EXTRACTED MATERIAL =

-- Start --

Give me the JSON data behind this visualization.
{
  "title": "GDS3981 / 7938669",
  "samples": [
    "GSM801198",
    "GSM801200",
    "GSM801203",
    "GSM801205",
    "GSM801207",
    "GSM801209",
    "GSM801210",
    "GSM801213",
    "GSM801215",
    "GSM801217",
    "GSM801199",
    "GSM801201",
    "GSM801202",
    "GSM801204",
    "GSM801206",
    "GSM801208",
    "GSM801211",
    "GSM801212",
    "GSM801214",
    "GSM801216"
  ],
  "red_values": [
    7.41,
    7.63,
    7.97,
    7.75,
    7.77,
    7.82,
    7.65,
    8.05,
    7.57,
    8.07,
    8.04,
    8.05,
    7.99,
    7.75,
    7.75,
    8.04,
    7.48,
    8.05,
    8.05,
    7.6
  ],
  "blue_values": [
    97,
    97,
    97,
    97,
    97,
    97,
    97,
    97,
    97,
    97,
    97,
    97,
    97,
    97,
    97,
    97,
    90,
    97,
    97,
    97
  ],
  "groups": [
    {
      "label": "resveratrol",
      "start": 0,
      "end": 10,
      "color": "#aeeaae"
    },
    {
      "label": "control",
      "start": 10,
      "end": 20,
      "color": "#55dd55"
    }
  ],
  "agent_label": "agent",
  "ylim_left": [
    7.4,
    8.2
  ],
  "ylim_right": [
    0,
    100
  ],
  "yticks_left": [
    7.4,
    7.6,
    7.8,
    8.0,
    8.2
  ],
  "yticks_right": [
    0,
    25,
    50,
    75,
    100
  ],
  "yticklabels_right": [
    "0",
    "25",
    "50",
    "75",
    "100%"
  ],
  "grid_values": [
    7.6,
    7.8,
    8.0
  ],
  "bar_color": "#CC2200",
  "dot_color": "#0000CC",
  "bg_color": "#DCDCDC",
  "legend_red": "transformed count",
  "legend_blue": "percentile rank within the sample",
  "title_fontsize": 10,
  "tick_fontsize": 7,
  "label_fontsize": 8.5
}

-- End --

WHAT THE EXERCISE ASKS = The records above must be output exactly, in full.

SOLUTION BELOW =
Give me the JSON data behind this visualization.
{
  "title": "GDS3981 / 7938669",
  "samples": [
    "GSM801198",
    "GSM801200",
    "GSM801203",
    "GSM801205",
    "GSM801207",
    "GSM801209",
    "GSM801210",
    "GSM801213",
    "GSM801215",
    "GSM801217",
    "GSM801199",
    "GSM801201",
    "GSM801202",
    "GSM801204",
    "GSM801206",
    "GSM801208",
    "GSM801211",
    "GSM801212",
    "GSM801214",
    "GSM801216"
  ],
  "red_values": [
    7.41,
    7.63,
    7.97,
    7.75,
    7.77,
    7.82,
    7.65,
    8.05,
    7.57,
    8.07,
    8.04,
    8.05,
    7.99,
    7.75,
    7.75,
    8.04,
    7.48,
    8.05,
    8.05,
    7.6
  ],
  "blue_values": [
    97,
    97,
    97,
    97,
    97,
    97,
    97,
    97,
    97,
    97,
    97,
    97,
    97,
    97,
    97,
    97,
    90,
    97,
    97,
    97
  ],
  "groups": [
    {
      "label": "resveratrol",
      "start": 0,
      "end": 10,
      "color": "#aeeaae"
    },
    {
      "label": "control",
      "start": 10,
      "end": 20,
      "color": "#55dd55"
    }
  ],
  "agent_label": "agent",
  "ylim_left": [
    7.4,
    8.2
  ],
  "ylim_right": [
    0,
    100
  ],
  "yticks_left": [
    7.4,
    7.6,
    7.8,
    8.0,
    8.2
  ],
  "yticks_right": [
    0,
    25,
    50,
    75,
    100
  ],
  "yticklabels_right": [
    "0",
    "25",
    "50",
    "75",
    "100%"
  ],
  "grid_values": [
    7.6,
    7.8,
    8.0
  ],
  "bar_color": "#CC2200",
  "dot_color": "#0000CC",
  "bg_color": "#DCDCDC",
  "legend_red": "transformed count",
  "legend_blue": "percentile rank within the sample",
  "title_fontsize": 10,
  "tick_fontsize": 7,
  "label_fontsize": 8.5
}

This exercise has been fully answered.